= Material for this task =
- - - - -

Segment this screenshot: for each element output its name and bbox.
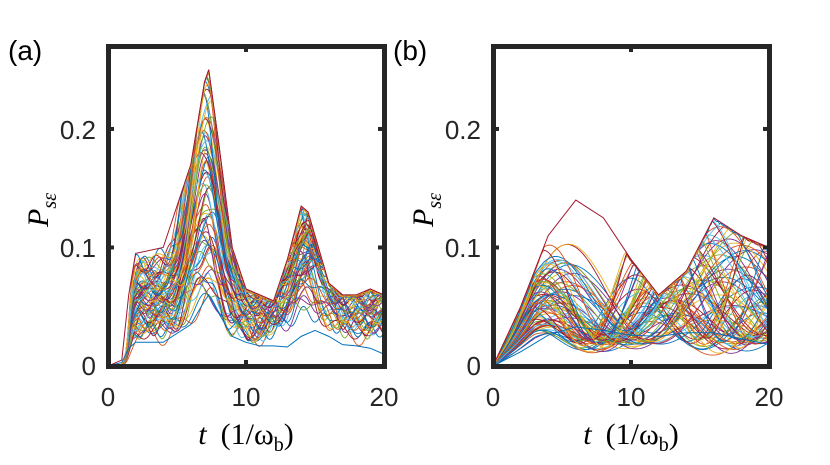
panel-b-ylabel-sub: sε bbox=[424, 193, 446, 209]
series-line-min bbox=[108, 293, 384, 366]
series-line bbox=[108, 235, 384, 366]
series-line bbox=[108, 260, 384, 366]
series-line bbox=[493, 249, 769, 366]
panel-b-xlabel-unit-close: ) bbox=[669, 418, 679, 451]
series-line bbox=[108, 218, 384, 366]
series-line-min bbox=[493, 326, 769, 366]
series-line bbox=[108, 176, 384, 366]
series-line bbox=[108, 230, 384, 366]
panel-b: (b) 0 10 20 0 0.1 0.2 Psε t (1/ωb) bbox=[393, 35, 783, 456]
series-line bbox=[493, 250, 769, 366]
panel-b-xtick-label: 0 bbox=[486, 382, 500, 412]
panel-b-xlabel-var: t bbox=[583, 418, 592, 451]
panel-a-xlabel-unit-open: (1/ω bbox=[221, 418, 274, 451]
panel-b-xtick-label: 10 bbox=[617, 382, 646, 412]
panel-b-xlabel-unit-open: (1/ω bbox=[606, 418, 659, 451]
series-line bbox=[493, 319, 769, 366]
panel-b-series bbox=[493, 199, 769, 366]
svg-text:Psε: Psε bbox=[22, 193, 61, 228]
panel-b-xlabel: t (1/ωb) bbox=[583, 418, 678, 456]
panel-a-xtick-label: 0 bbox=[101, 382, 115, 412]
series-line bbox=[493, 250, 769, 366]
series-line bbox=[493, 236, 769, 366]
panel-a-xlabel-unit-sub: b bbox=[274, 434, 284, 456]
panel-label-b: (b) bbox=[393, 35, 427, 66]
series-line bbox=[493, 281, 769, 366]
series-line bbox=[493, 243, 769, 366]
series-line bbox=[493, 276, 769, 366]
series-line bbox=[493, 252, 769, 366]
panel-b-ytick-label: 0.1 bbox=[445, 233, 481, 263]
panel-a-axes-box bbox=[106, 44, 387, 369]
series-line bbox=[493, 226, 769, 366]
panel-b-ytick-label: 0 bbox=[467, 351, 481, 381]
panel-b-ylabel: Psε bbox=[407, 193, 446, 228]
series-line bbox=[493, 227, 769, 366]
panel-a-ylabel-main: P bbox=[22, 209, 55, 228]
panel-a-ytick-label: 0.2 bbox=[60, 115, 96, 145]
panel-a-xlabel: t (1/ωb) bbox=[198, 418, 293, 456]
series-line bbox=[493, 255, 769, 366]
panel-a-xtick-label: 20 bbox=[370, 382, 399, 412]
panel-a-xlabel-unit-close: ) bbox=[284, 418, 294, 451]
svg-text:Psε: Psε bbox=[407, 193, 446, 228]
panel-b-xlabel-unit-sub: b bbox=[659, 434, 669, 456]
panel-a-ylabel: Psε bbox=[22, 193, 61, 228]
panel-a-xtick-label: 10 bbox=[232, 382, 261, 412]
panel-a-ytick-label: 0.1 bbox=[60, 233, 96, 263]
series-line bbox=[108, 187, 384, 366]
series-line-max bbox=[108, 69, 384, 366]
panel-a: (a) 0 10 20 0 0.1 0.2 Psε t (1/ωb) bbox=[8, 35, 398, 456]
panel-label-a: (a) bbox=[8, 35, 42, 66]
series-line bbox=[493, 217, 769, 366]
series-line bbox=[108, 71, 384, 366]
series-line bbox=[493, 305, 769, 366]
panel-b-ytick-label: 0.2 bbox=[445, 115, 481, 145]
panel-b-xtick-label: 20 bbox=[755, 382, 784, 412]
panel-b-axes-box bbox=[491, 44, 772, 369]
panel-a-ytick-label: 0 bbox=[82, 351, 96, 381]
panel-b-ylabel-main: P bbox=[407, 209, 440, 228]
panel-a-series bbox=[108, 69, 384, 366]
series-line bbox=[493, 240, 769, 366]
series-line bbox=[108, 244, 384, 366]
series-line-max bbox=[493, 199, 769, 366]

- - - - -

= Exercise aim =
Recast the lines of the records, from the line containing "panel-b-ylabel-sub: sε bbox=[424, 193, 446, 209]" down to the line containing "panel-b-xtick-label: 10 bbox=[617, 382, 646, 412]", both included, as a Markdown table with the columns No. and Line. Number each row and leave out any blank lines.

= Solution below =
| No. | Line |
|---|---|
| 1 | panel-b-ylabel-sub: sε bbox=[424, 193, 446, 209] |
| 2 | series-line-min bbox=[108, 293, 384, 366] |
| 3 | series-line bbox=[108, 235, 384, 366] |
| 4 | series-line bbox=[108, 260, 384, 366] |
| 5 | series-line bbox=[493, 249, 769, 366] |
| 6 | panel-b-xlabel-unit-close: ) bbox=[669, 418, 679, 451] |
| 7 | series-line bbox=[108, 218, 384, 366] |
| 8 | series-line-min bbox=[493, 326, 769, 366] |
| 9 | series-line bbox=[108, 176, 384, 366] |
| 10 | series-line bbox=[108, 230, 384, 366] |
| 11 | panel-b: (b) 0 10 20 0 0.1 0.2 Psε t (1/ωb) bbox=[393, 35, 783, 456] |
| 12 | series-line bbox=[493, 250, 769, 366] |
| 13 | panel-b-xtick-label: 0 bbox=[486, 382, 500, 412] |
| 14 | panel-b-xlabel-var: t bbox=[583, 418, 592, 451] |
| 15 | panel-a-xlabel-unit-open: (1/ω bbox=[221, 418, 274, 451] |
| 16 | panel-b-xtick-label: 10 bbox=[617, 382, 646, 412] |